↓↓↓

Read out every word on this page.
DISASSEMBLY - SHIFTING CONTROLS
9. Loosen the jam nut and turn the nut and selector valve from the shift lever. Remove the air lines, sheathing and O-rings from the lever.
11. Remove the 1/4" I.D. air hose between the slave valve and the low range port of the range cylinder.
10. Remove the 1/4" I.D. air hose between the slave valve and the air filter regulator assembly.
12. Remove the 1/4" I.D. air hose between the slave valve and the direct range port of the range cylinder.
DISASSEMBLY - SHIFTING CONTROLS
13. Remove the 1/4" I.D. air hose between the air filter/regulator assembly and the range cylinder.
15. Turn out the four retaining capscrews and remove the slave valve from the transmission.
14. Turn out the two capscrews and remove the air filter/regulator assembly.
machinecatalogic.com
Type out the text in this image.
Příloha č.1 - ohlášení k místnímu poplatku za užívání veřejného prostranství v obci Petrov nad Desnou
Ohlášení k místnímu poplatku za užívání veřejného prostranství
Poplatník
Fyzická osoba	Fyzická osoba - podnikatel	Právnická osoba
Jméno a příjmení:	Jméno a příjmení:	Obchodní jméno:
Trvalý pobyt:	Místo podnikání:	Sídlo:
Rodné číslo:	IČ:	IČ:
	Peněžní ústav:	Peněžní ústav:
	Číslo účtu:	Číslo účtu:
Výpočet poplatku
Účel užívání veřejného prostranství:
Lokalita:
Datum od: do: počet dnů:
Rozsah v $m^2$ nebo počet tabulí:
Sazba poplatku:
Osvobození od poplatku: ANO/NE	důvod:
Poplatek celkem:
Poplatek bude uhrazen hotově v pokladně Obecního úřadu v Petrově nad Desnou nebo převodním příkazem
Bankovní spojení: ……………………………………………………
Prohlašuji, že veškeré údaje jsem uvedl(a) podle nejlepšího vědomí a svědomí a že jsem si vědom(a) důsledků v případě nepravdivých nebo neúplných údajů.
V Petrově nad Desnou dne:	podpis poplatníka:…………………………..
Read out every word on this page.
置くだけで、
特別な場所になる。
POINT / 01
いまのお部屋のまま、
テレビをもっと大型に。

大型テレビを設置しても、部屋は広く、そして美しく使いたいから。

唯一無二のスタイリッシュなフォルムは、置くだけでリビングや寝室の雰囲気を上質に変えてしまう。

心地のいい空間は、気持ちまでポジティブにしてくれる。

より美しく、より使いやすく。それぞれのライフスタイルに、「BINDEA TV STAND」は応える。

↑↑↑

▸ The request:
Nothing should be left out: repeat all of the data exactly.

▸ Worked solution:
Read out every word on this page.
DISASSEMBLY - SHIFTING CONTROLS
9. Loosen the jam nut and turn the nut and selector valve from the shift lever. Remove the air lines, sheathing and O-rings from the lever.
11. Remove the 1/4" I.D. air hose between the slave valve and the low range port of the range cylinder.
10. Remove the 1/4" I.D. air hose between the slave valve and the air filter regulator assembly.
12. Remove the 1/4" I.D. air hose between the slave valve and the direct range port of the range cylinder.
DISASSEMBLY - SHIFTING CONTROLS
13. Remove the 1/4" I.D. air hose between the air filter/regulator assembly and the range cylinder.
15. Turn out the four retaining capscrews and remove the slave valve from the transmission.
14. Turn out the two capscrews and remove the air filter/regulator assembly.
machinecatalogic.com
Type out the text in this image.
Příloha č.1 - ohlášení k místnímu poplatku za užívání veřejného prostranství v obci Petrov nad Desnou
Ohlášení k místnímu poplatku za užívání veřejného prostranství
Poplatník
Fyzická osoba	Fyzická osoba - podnikatel	Právnická osoba
Jméno a příjmení:	Jméno a příjmení:	Obchodní jméno:
Trvalý pobyt:	Místo podnikání:	Sídlo:
Rodné číslo:	IČ:	IČ:
	Peněžní ústav:	Peněžní ústav:
	Číslo účtu:	Číslo účtu:
Výpočet poplatku
Účel užívání veřejného prostranství:
Lokalita:
Datum od: do: počet dnů:
Rozsah v $m^2$ nebo počet tabulí:
Sazba poplatku:
Osvobození od poplatku: ANO/NE	důvod:
Poplatek celkem:
Poplatek bude uhrazen hotově v pokladně Obecního úřadu v Petrově nad Desnou nebo převodním příkazem
Bankovní spojení: ……………………………………………………
Prohlašuji, že veškeré údaje jsem uvedl(a) podle nejlepšího vědomí a svědomí a že jsem si vědom(a) důsledků v případě nepravdivých nebo neúplných údajů.
V Petrově nad Desnou dne:	podpis poplatníka:…………………………..
Read out every word on this page.
置くだけで、
特別な場所になる。
POINT / 01
いまのお部屋のまま、
テレビをもっと大型に。

大型テレビを設置しても、部屋は広く、そして美しく使いたいから。

唯一無二のスタイリッシュなフォルムは、置くだけでリビングや寝室の雰囲気を上質に変えてしまう。

心地のいい空間は、気持ちまでポジティブにしてくれる。

より美しく、より使いやすく。それぞれのライフスタイルに、「BINDEA TV STAND」は応える。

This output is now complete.